> _Required work_
All of the material should be reproduced exactly, with pictures left out.

+++ Stored rows +++

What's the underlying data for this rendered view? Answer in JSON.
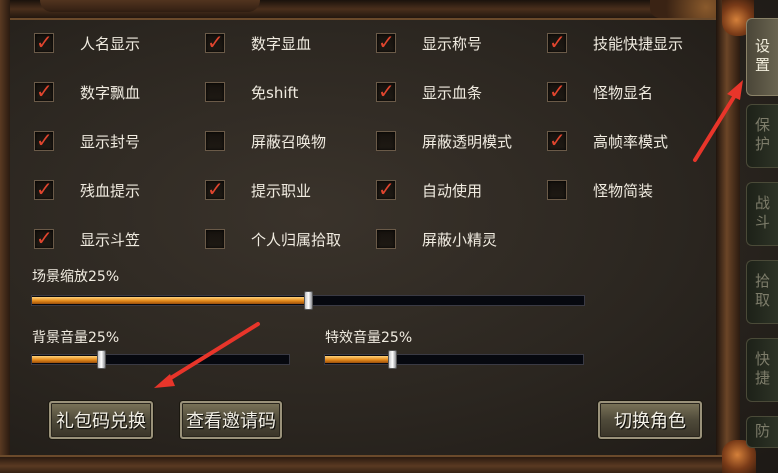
{
  "tabs": [
    {
      "label": "设置",
      "active": true
    },
    {
      "label": "保护",
      "active": false
    },
    {
      "label": "战斗",
      "active": false
    },
    {
      "label": "拾取",
      "active": false
    },
    {
      "label": "快捷",
      "active": false
    },
    {
      "label": "防",
      "active": false
    }
  ],
  "options": [
    {
      "label": "人名显示",
      "checked": true
    },
    {
      "label": "数字显血",
      "checked": true
    },
    {
      "label": "显示称号",
      "checked": true
    },
    {
      "label": "技能快捷显示",
      "checked": true
    },
    {
      "label": "数字飘血",
      "checked": true
    },
    {
      "label": "免shift",
      "checked": false
    },
    {
      "label": "显示血条",
      "checked": true
    },
    {
      "label": "怪物显名",
      "checked": true
    },
    {
      "label": "显示封号",
      "checked": true
    },
    {
      "label": "屏蔽召唤物",
      "checked": false
    },
    {
      "label": "屏蔽透明模式",
      "checked": false
    },
    {
      "label": "高帧率模式",
      "checked": true
    },
    {
      "label": "残血提示",
      "checked": true
    },
    {
      "label": "提示职业",
      "checked": true
    },
    {
      "label": "自动使用",
      "checked": true
    },
    {
      "label": "怪物简装",
      "checked": false
    },
    {
      "label": "显示斗笠",
      "checked": true
    },
    {
      "label": "个人归属拾取",
      "checked": false
    },
    {
      "label": "屏蔽小精灵",
      "checked": false
    }
  ],
  "check_mark": "✓",
  "sliders": {
    "scene_zoom": {
      "label": "场景缩放25%",
      "level": 0.5
    },
    "bg_volume": {
      "label": "背景音量25%",
      "level": 0.27
    },
    "fx_volume": {
      "label": "特效音量25%",
      "level": 0.26
    }
  },
  "buttons": {
    "redeem": "礼包码兑换",
    "invite": "查看邀请码",
    "switch_role": "切换角色"
  },
  "colors": {
    "check": "#e0452e",
    "slider_fill": "#e2881a",
    "annotation_arrow": "#e8352a"
  }
}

+++

> _Complete answer_
What's the underlying data for this rendered view? Answer in JSON.
{
  "tabs": [
    {
      "label": "设置",
      "active": true
    },
    {
      "label": "保护",
      "active": false
    },
    {
      "label": "战斗",
      "active": false
    },
    {
      "label": "拾取",
      "active": false
    },
    {
      "label": "快捷",
      "active": false
    },
    {
      "label": "防",
      "active": false
    }
  ],
  "options": [
    {
      "label": "人名显示",
      "checked": true
    },
    {
      "label": "数字显血",
      "checked": true
    },
    {
      "label": "显示称号",
      "checked": true
    },
    {
      "label": "技能快捷显示",
      "checked": true
    },
    {
      "label": "数字飘血",
      "checked": true
    },
    {
      "label": "免shift",
      "checked": false
    },
    {
      "label": "显示血条",
      "checked": true
    },
    {
      "label": "怪物显名",
      "checked": true
    },
    {
      "label": "显示封号",
      "checked": true
    },
    {
      "label": "屏蔽召唤物",
      "checked": false
    },
    {
      "label": "屏蔽透明模式",
      "checked": false
    },
    {
      "label": "高帧率模式",
      "checked": true
    },
    {
      "label": "残血提示",
      "checked": true
    },
    {
      "label": "提示职业",
      "checked": true
    },
    {
      "label": "自动使用",
      "checked": true
    },
    {
      "label": "怪物简装",
      "checked": false
    },
    {
      "label": "显示斗笠",
      "checked": true
    },
    {
      "label": "个人归属拾取",
      "checked": false
    },
    {
      "label": "屏蔽小精灵",
      "checked": false
    }
  ],
  "check_mark": "✓",
  "sliders": {
    "scene_zoom": {
      "label": "场景缩放25%",
      "level": 0.5
    },
    "bg_volume": {
      "label": "背景音量25%",
      "level": 0.27
    },
    "fx_volume": {
      "label": "特效音量25%",
      "level": 0.26
    }
  },
  "buttons": {
    "redeem": "礼包码兑换",
    "invite": "查看邀请码",
    "switch_role": "切换角色"
  },
  "colors": {
    "check": "#e0452e",
    "slider_fill": "#e2881a",
    "annotation_arrow": "#e8352a"
  }
}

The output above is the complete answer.